Exercise objective:
Of all the lines in the data below, how many contain "organization"? Report that number alone.

Data for this exercise:
####
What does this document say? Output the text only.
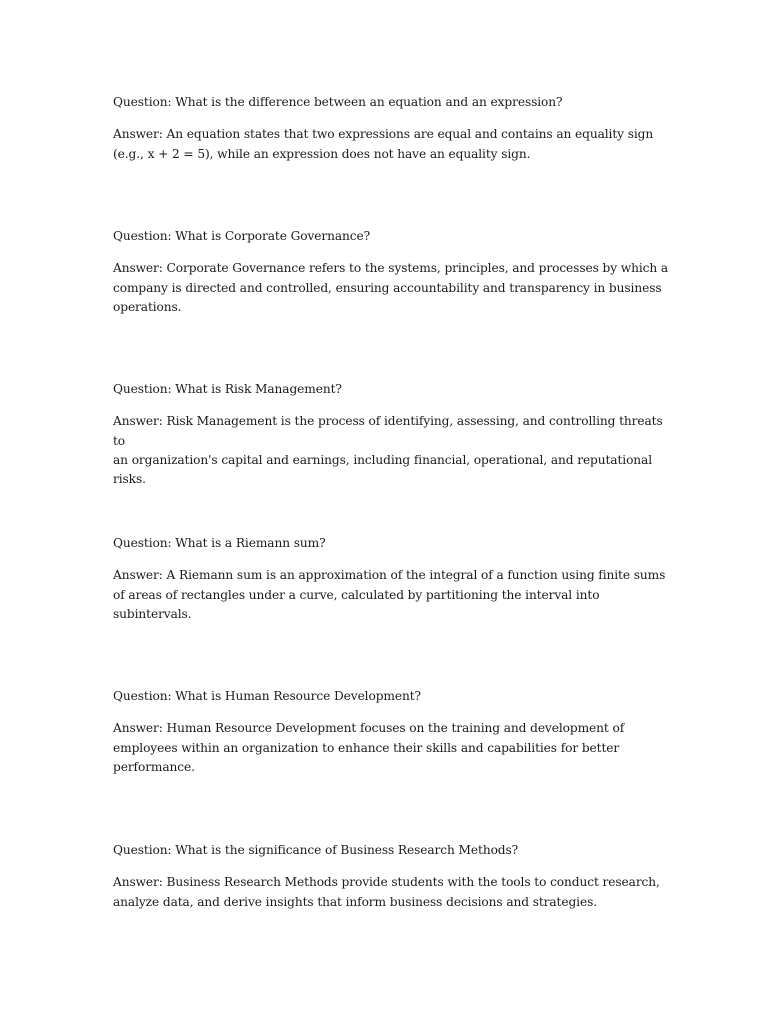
Question: What is the difference between an equation and an expression?

Answer: An equation states that two expressions are equal and contains an equality sign
(e.g., x + 2 = 5), while an expression does not have an equality sign.

Question: What is Corporate Governance?

Answer: Corporate Governance refers to the systems, principles, and processes by which a
company is directed and controlled, ensuring accountability and transparency in business
operations.

Question: What is Risk Management?

Answer: Risk Management is the process of identifying, assessing, and controlling threats to
an organization's capital and earnings, including financial, operational, and reputational
risks.

Question: What is a Riemann sum?

Answer: A Riemann sum is an approximation of the integral of a function using finite sums
of areas of rectangles under a curve, calculated by partitioning the interval into
subintervals.

Question: What is Human Resource Development?

Answer: Human Resource Development focuses on the training and development of
employees within an organization to enhance their skills and capabilities for better
performance.

Question: What is the significance of Business Research Methods?

Answer: Business Research Methods provide students with the tools to conduct research,
analyze data, and derive insights that inform business decisions and strategies.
####
Correct answer:
2